Data extracted from a collection
----------------------------------------
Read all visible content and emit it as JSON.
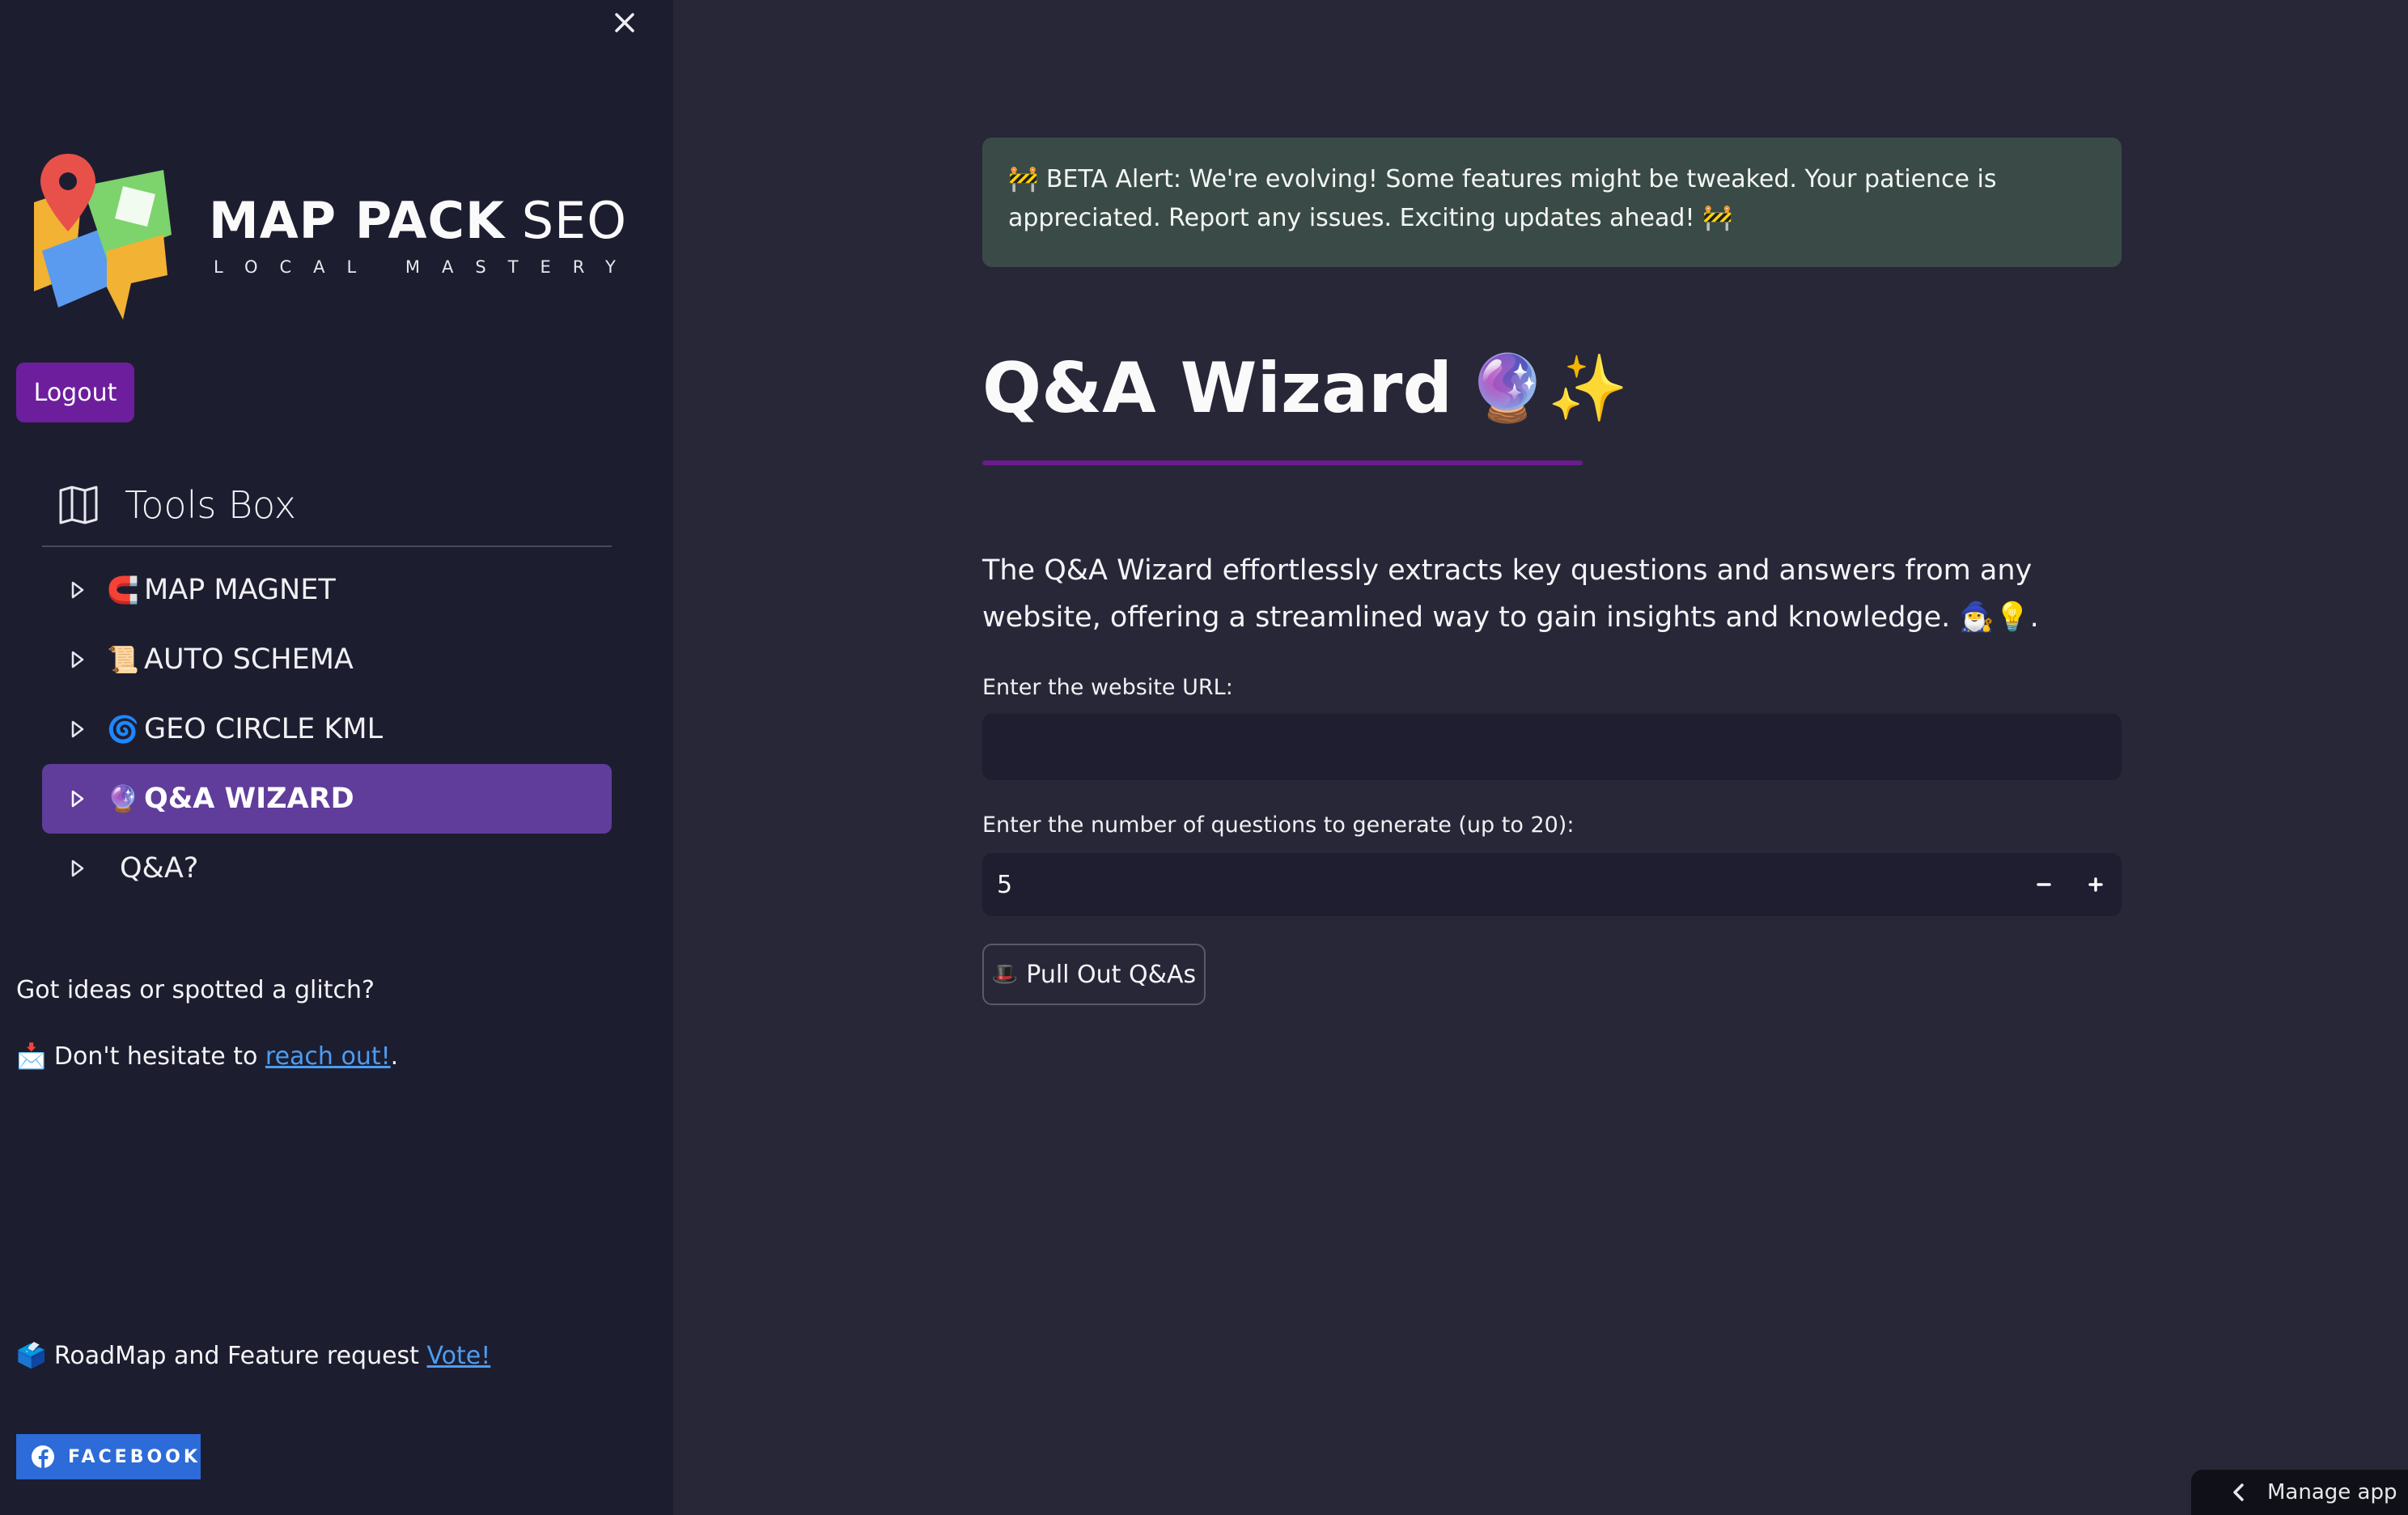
{
  "colors": {
    "sidebar_bg": "#1d1d30",
    "main_bg": "#272738",
    "accent_purple": "#6d1e9c",
    "active_nav": "#603d9a",
    "alert_bg": "#3a4b47",
    "link": "#4c9df0",
    "facebook": "#2d6bd8"
  },
  "sidebar": {
    "close_icon": "close-icon",
    "logo": {
      "title_bold": "MAP PACK",
      "title_light": "SEO",
      "subtitle": "LOCAL MASTERY"
    },
    "logout_label": "Logout",
    "toolsbox": {
      "icon": "map-icon",
      "title": "Tools Box",
      "items": [
        {
          "emoji": "🧲",
          "label": "MAP MAGNET",
          "active": false
        },
        {
          "emoji": "📜",
          "label": "AUTO SCHEMA",
          "active": false
        },
        {
          "emoji": "🌀",
          "label": "GEO CIRCLE KML",
          "active": false
        },
        {
          "emoji": "🔮",
          "label": "Q&A WIZARD",
          "active": true
        },
        {
          "emoji": "",
          "label": "Q&A?",
          "active": false
        }
      ]
    },
    "feedback": {
      "question": "Got ideas or spotted a glitch?",
      "cta_prefix": "📩 Don't hesitate to ",
      "cta_link": "reach out!",
      "cta_suffix": "."
    },
    "roadmap": {
      "prefix": "🗳️ RoadMap and Feature request ",
      "link": "Vote!"
    },
    "facebook_label": "FACEBOOK"
  },
  "main": {
    "alert": "🚧 BETA Alert: We're evolving! Some features might be tweaked. Your patience is appreciated. Report any issues. Exciting updates ahead! 🚧",
    "title": "Q&A Wizard",
    "title_emoji": "🔮✨",
    "description": "The Q&A Wizard effortlessly extracts key questions and answers from any website, offering a streamlined way to gain insights and knowledge. 🧙‍♂️💡.",
    "url_label": "Enter the website URL:",
    "url_value": "",
    "count_label": "Enter the number of questions to generate (up to 20):",
    "count_value": "5",
    "pull_button_emoji": "🎩",
    "pull_button_label": "Pull Out Q&As",
    "manage_app": "Manage app"
  }
}
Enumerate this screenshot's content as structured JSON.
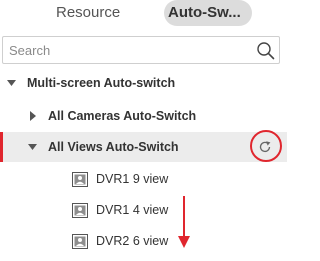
{
  "tabs": [
    {
      "label": "Resource",
      "active": false
    },
    {
      "label": "Auto-Sw...",
      "active": true
    }
  ],
  "search": {
    "placeholder": "Search",
    "value": "",
    "icon": "search-icon"
  },
  "tree": {
    "root": {
      "label": "Multi-screen Auto-switch",
      "expanded": true
    },
    "groups": [
      {
        "label": "All Cameras Auto-Switch",
        "expanded": false
      },
      {
        "label": "All Views Auto-Switch",
        "expanded": true,
        "selected": true,
        "action_icon": "refresh-icon"
      }
    ],
    "views": [
      {
        "label": "DVR1 9 view",
        "icon": "view-icon"
      },
      {
        "label": "DVR1 4 view",
        "icon": "view-icon"
      },
      {
        "label": "DVR2 6 view",
        "icon": "view-icon"
      }
    ]
  },
  "colors": {
    "accent": "#e0262e",
    "selected_row": "#ececec",
    "active_tab": "#dcdcdc",
    "text": "#333333"
  }
}
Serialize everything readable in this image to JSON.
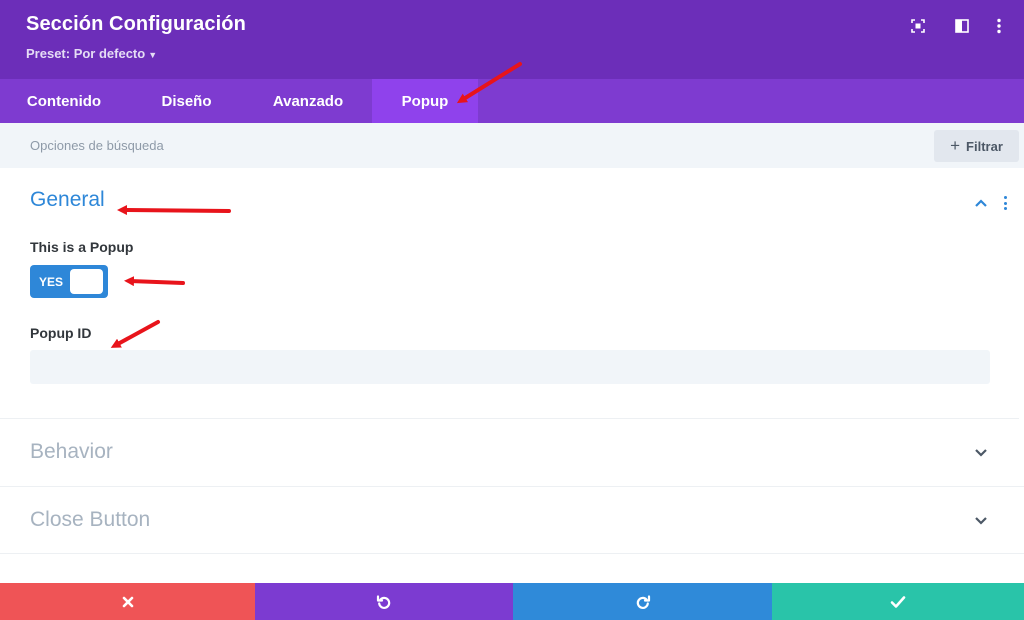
{
  "header": {
    "title": "Sección Configuración",
    "preset_label": "Preset: Por defecto",
    "icons": [
      "fullscreen-icon",
      "split-view-icon",
      "more-options-icon"
    ],
    "color": "#6c2eb9"
  },
  "tabs": [
    {
      "label": "Contenido",
      "active": false
    },
    {
      "label": "Diseño",
      "active": false
    },
    {
      "label": "Avanzado",
      "active": false
    },
    {
      "label": "Popup",
      "active": true
    }
  ],
  "search": {
    "placeholder": "Opciones de búsqueda",
    "filter_label": "Filtrar"
  },
  "sections": {
    "general": {
      "title": "General",
      "expanded": true,
      "popup_toggle_label": "This is a Popup",
      "popup_toggle_value": "YES",
      "popup_id_label": "Popup ID",
      "popup_id_value": ""
    },
    "behavior": {
      "title": "Behavior",
      "expanded": false
    },
    "close_button": {
      "title": "Close Button",
      "expanded": false
    }
  },
  "footer": {
    "buttons": [
      {
        "icon": "close-icon",
        "color": "#ef5456"
      },
      {
        "icon": "undo-icon",
        "color": "#7c3bd1"
      },
      {
        "icon": "redo-icon",
        "color": "#2f8ad9"
      },
      {
        "icon": "check-icon",
        "color": "#29c4a9"
      }
    ]
  },
  "colors": {
    "accent_blue": "#2e87d8",
    "tab_bar": "#7e3bd0",
    "active_tab": "#8f42ec",
    "annotation_arrow": "#e8141b"
  }
}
----------------------------------------
■ **Directions**
Reproduce every line exactly and omit all pictures.

■ **Written solution**
Read all visible content and emit it as JSON.
{
  "colors": {
    "sidebar_bg": "#1d1d30",
    "main_bg": "#272738",
    "accent_purple": "#6d1e9c",
    "active_nav": "#603d9a",
    "alert_bg": "#3a4b47",
    "link": "#4c9df0",
    "facebook": "#2d6bd8"
  },
  "sidebar": {
    "close_icon": "close-icon",
    "logo": {
      "title_bold": "MAP PACK",
      "title_light": "SEO",
      "subtitle": "LOCAL MASTERY"
    },
    "logout_label": "Logout",
    "toolsbox": {
      "icon": "map-icon",
      "title": "Tools Box",
      "items": [
        {
          "emoji": "🧲",
          "label": "MAP MAGNET",
          "active": false
        },
        {
          "emoji": "📜",
          "label": "AUTO SCHEMA",
          "active": false
        },
        {
          "emoji": "🌀",
          "label": "GEO CIRCLE KML",
          "active": false
        },
        {
          "emoji": "🔮",
          "label": "Q&A WIZARD",
          "active": true
        },
        {
          "emoji": "",
          "label": "Q&A?",
          "active": false
        }
      ]
    },
    "feedback": {
      "question": "Got ideas or spotted a glitch?",
      "cta_prefix": "📩 Don't hesitate to ",
      "cta_link": "reach out!",
      "cta_suffix": "."
    },
    "roadmap": {
      "prefix": "🗳️ RoadMap and Feature request ",
      "link": "Vote!"
    },
    "facebook_label": "FACEBOOK"
  },
  "main": {
    "alert": "🚧 BETA Alert: We're evolving! Some features might be tweaked. Your patience is appreciated. Report any issues. Exciting updates ahead! 🚧",
    "title": "Q&A Wizard",
    "title_emoji": "🔮✨",
    "description": "The Q&A Wizard effortlessly extracts key questions and answers from any website, offering a streamlined way to gain insights and knowledge. 🧙‍♂️💡.",
    "url_label": "Enter the website URL:",
    "url_value": "",
    "count_label": "Enter the number of questions to generate (up to 20):",
    "count_value": "5",
    "pull_button_emoji": "🎩",
    "pull_button_label": "Pull Out Q&As",
    "manage_app": "Manage app"
  }
}
Enumerate this screenshot's content as structured JSON.
{
  "tabs": [
    {
      "label": "Resource",
      "active": false
    },
    {
      "label": "Auto-Sw...",
      "active": true
    }
  ],
  "search": {
    "placeholder": "Search",
    "value": "",
    "icon": "search-icon"
  },
  "tree": {
    "root": {
      "label": "Multi-screen Auto-switch",
      "expanded": true
    },
    "groups": [
      {
        "label": "All Cameras Auto-Switch",
        "expanded": false
      },
      {
        "label": "All Views Auto-Switch",
        "expanded": true,
        "selected": true,
        "action_icon": "refresh-icon"
      }
    ],
    "views": [
      {
        "label": "DVR1 9 view",
        "icon": "view-icon"
      },
      {
        "label": "DVR1 4 view",
        "icon": "view-icon"
      },
      {
        "label": "DVR2 6 view",
        "icon": "view-icon"
      }
    ]
  },
  "colors": {
    "accent": "#e0262e",
    "selected_row": "#ececec",
    "active_tab": "#dcdcdc",
    "text": "#333333"
  }
}
Serialize everything readable in this image to JSON.
{
  "header": {
    "title": "Sección Configuración",
    "preset_label": "Preset: Por defecto",
    "icons": [
      "fullscreen-icon",
      "split-view-icon",
      "more-options-icon"
    ],
    "color": "#6c2eb9"
  },
  "tabs": [
    {
      "label": "Contenido",
      "active": false
    },
    {
      "label": "Diseño",
      "active": false
    },
    {
      "label": "Avanzado",
      "active": false
    },
    {
      "label": "Popup",
      "active": true
    }
  ],
  "search": {
    "placeholder": "Opciones de búsqueda",
    "filter_label": "Filtrar"
  },
  "sections": {
    "general": {
      "title": "General",
      "expanded": true,
      "popup_toggle_label": "This is a Popup",
      "popup_toggle_value": "YES",
      "popup_id_label": "Popup ID",
      "popup_id_value": ""
    },
    "behavior": {
      "title": "Behavior",
      "expanded": false
    },
    "close_button": {
      "title": "Close Button",
      "expanded": false
    }
  },
  "footer": {
    "buttons": [
      {
        "icon": "close-icon",
        "color": "#ef5456"
      },
      {
        "icon": "undo-icon",
        "color": "#7c3bd1"
      },
      {
        "icon": "redo-icon",
        "color": "#2f8ad9"
      },
      {
        "icon": "check-icon",
        "color": "#29c4a9"
      }
    ]
  },
  "colors": {
    "accent_blue": "#2e87d8",
    "tab_bar": "#7e3bd0",
    "active_tab": "#8f42ec",
    "annotation_arrow": "#e8141b"
  }
}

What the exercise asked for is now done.